Stored entries
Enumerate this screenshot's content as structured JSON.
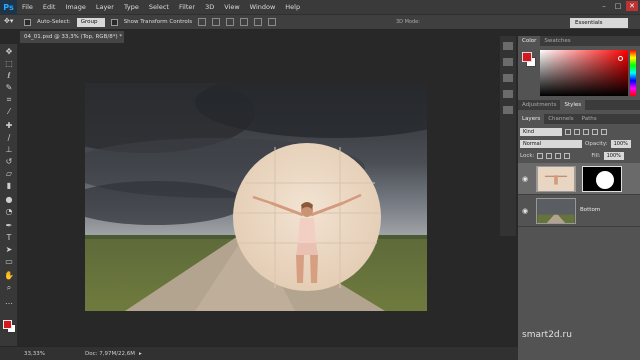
{
  "app": {
    "logo": "Ps"
  },
  "menu": [
    "File",
    "Edit",
    "Image",
    "Layer",
    "Type",
    "Select",
    "Filter",
    "3D",
    "View",
    "Window",
    "Help"
  ],
  "window_controls": [
    "minimize-icon",
    "maximize-icon",
    "close-icon"
  ],
  "options": {
    "auto_select_label": "Auto-Select:",
    "auto_select_value": "Group",
    "show_transform_label": "Show Transform Controls",
    "mode_3d_label": "3D Mode:",
    "workspace": "Essentials"
  },
  "document": {
    "tab_title": "04_01.psd @ 33,3% (Top, RGB/8*) *"
  },
  "tools": [
    "move-icon",
    "marquee-icon",
    "lasso-icon",
    "quick-select-icon",
    "crop-icon",
    "eyedropper-icon",
    "healing-icon",
    "brush-icon",
    "clone-stamp-icon",
    "history-brush-icon",
    "eraser-icon",
    "gradient-icon",
    "blur-icon",
    "dodge-icon",
    "pen-icon",
    "type-icon",
    "path-select-icon",
    "rectangle-icon",
    "hand-icon",
    "zoom-icon"
  ],
  "colors": {
    "foreground": "#d8161e",
    "background": "#ffffff",
    "accent_ps": "#31a8ff"
  },
  "status": {
    "zoom": "33,33%",
    "doc_info": "Doc: 7,97M/22,6M"
  },
  "panels": {
    "color_tabs": [
      "Color",
      "Swatches"
    ],
    "adjust_tabs": [
      "Adjustments",
      "Styles"
    ],
    "layers_tabs": [
      "Layers",
      "Channels",
      "Paths"
    ],
    "filter_kind": "Kind",
    "blend_mode": "Normal",
    "opacity_label": "Opacity:",
    "opacity_value": "100%",
    "lock_label": "Lock:",
    "fill_label": "Fill:",
    "fill_value": "100%",
    "layers": [
      {
        "name": "Top",
        "visible": true,
        "selected": true,
        "has_mask": true
      },
      {
        "name": "Bottom",
        "visible": true,
        "selected": false,
        "has_mask": false
      }
    ]
  },
  "watermark": "smart2d.ru"
}
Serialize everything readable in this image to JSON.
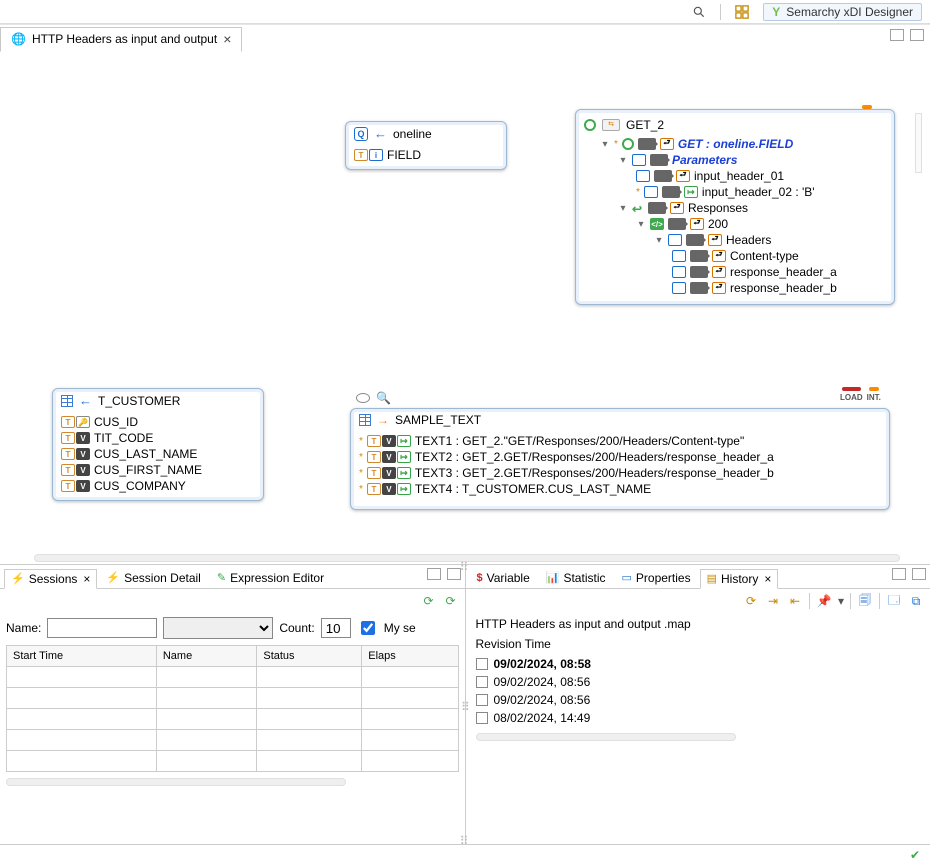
{
  "app_title": "Semarchy xDI Designer",
  "editor_tab": "HTTP Headers as input and output",
  "oneline": {
    "title": "oneline",
    "fields": [
      "FIELD"
    ]
  },
  "t_customer": {
    "title": "T_CUSTOMER",
    "fields": [
      "CUS_ID",
      "TIT_CODE",
      "CUS_LAST_NAME",
      "CUS_FIRST_NAME",
      "CUS_COMPANY"
    ]
  },
  "get2": {
    "title": "GET_2",
    "root": "GET : oneline.FIELD",
    "parameters_label": "Parameters",
    "params": [
      "input_header_01",
      "input_header_02 : 'B'"
    ],
    "responses_label": "Responses",
    "code": "200",
    "headers_label": "Headers",
    "headers": [
      "Content-type",
      "response_header_a",
      "response_header_b"
    ]
  },
  "badges": {
    "int": "INT.",
    "load": "LOAD"
  },
  "sample": {
    "title": "SAMPLE_TEXT",
    "rows": [
      "TEXT1 : GET_2.\"GET/Responses/200/Headers/Content-type\"",
      "TEXT2 : GET_2.GET/Responses/200/Headers/response_header_a",
      "TEXT3 : GET_2.GET/Responses/200/Headers/response_header_b",
      "TEXT4 : T_CUSTOMER.CUS_LAST_NAME"
    ]
  },
  "bottom_left": {
    "tabs": [
      "Sessions",
      "Session Detail",
      "Expression Editor"
    ],
    "name_label": "Name:",
    "name_value": "",
    "dropdown_value": "",
    "count_label": "Count:",
    "count_value": "10",
    "chk_label": "My se",
    "columns": [
      "Start Time",
      "Name",
      "Status",
      "Elaps"
    ]
  },
  "bottom_right": {
    "tabs": [
      "Variable",
      "Statistic",
      "Properties",
      "History"
    ],
    "file": "HTTP Headers as input and output .map",
    "revision_label": "Revision Time",
    "history": [
      "09/02/2024, 08:58",
      "09/02/2024, 08:56",
      "09/02/2024, 08:56",
      "08/02/2024, 14:49"
    ]
  }
}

What the exercise asks
Print all entries exactly. The images do not belong in the copy.

Solved problem
Enumerate this screenshot's content as structured JSON.
{
  "app": {
    "logo": "Ps"
  },
  "menu": [
    "File",
    "Edit",
    "Image",
    "Layer",
    "Type",
    "Select",
    "Filter",
    "3D",
    "View",
    "Window",
    "Help"
  ],
  "window_controls": [
    "minimize-icon",
    "maximize-icon",
    "close-icon"
  ],
  "options": {
    "auto_select_label": "Auto-Select:",
    "auto_select_value": "Group",
    "show_transform_label": "Show Transform Controls",
    "mode_3d_label": "3D Mode:",
    "workspace": "Essentials"
  },
  "document": {
    "tab_title": "04_01.psd @ 33,3% (Top, RGB/8*) *"
  },
  "tools": [
    "move-icon",
    "marquee-icon",
    "lasso-icon",
    "quick-select-icon",
    "crop-icon",
    "eyedropper-icon",
    "healing-icon",
    "brush-icon",
    "clone-stamp-icon",
    "history-brush-icon",
    "eraser-icon",
    "gradient-icon",
    "blur-icon",
    "dodge-icon",
    "pen-icon",
    "type-icon",
    "path-select-icon",
    "rectangle-icon",
    "hand-icon",
    "zoom-icon"
  ],
  "colors": {
    "foreground": "#d8161e",
    "background": "#ffffff",
    "accent_ps": "#31a8ff"
  },
  "status": {
    "zoom": "33,33%",
    "doc_info": "Doc: 7,97M/22,6M"
  },
  "panels": {
    "color_tabs": [
      "Color",
      "Swatches"
    ],
    "adjust_tabs": [
      "Adjustments",
      "Styles"
    ],
    "layers_tabs": [
      "Layers",
      "Channels",
      "Paths"
    ],
    "filter_kind": "Kind",
    "blend_mode": "Normal",
    "opacity_label": "Opacity:",
    "opacity_value": "100%",
    "lock_label": "Lock:",
    "fill_label": "Fill:",
    "fill_value": "100%",
    "layers": [
      {
        "name": "Top",
        "visible": true,
        "selected": true,
        "has_mask": true
      },
      {
        "name": "Bottom",
        "visible": true,
        "selected": false,
        "has_mask": false
      }
    ]
  },
  "watermark": "smart2d.ru"
}
Serialize everything readable in this image to JSON.
{
  "app_title": "Semarchy xDI Designer",
  "editor_tab": "HTTP Headers as input and output",
  "oneline": {
    "title": "oneline",
    "fields": [
      "FIELD"
    ]
  },
  "t_customer": {
    "title": "T_CUSTOMER",
    "fields": [
      "CUS_ID",
      "TIT_CODE",
      "CUS_LAST_NAME",
      "CUS_FIRST_NAME",
      "CUS_COMPANY"
    ]
  },
  "get2": {
    "title": "GET_2",
    "root": "GET : oneline.FIELD",
    "parameters_label": "Parameters",
    "params": [
      "input_header_01",
      "input_header_02 : 'B'"
    ],
    "responses_label": "Responses",
    "code": "200",
    "headers_label": "Headers",
    "headers": [
      "Content-type",
      "response_header_a",
      "response_header_b"
    ]
  },
  "badges": {
    "int": "INT.",
    "load": "LOAD"
  },
  "sample": {
    "title": "SAMPLE_TEXT",
    "rows": [
      "TEXT1 : GET_2.\"GET/Responses/200/Headers/Content-type\"",
      "TEXT2 : GET_2.GET/Responses/200/Headers/response_header_a",
      "TEXT3 : GET_2.GET/Responses/200/Headers/response_header_b",
      "TEXT4 : T_CUSTOMER.CUS_LAST_NAME"
    ]
  },
  "bottom_left": {
    "tabs": [
      "Sessions",
      "Session Detail",
      "Expression Editor"
    ],
    "name_label": "Name:",
    "name_value": "",
    "dropdown_value": "",
    "count_label": "Count:",
    "count_value": "10",
    "chk_label": "My se",
    "columns": [
      "Start Time",
      "Name",
      "Status",
      "Elaps"
    ]
  },
  "bottom_right": {
    "tabs": [
      "Variable",
      "Statistic",
      "Properties",
      "History"
    ],
    "file": "HTTP Headers as input and output .map",
    "revision_label": "Revision Time",
    "history": [
      "09/02/2024, 08:58",
      "09/02/2024, 08:56",
      "09/02/2024, 08:56",
      "08/02/2024, 14:49"
    ]
  }
}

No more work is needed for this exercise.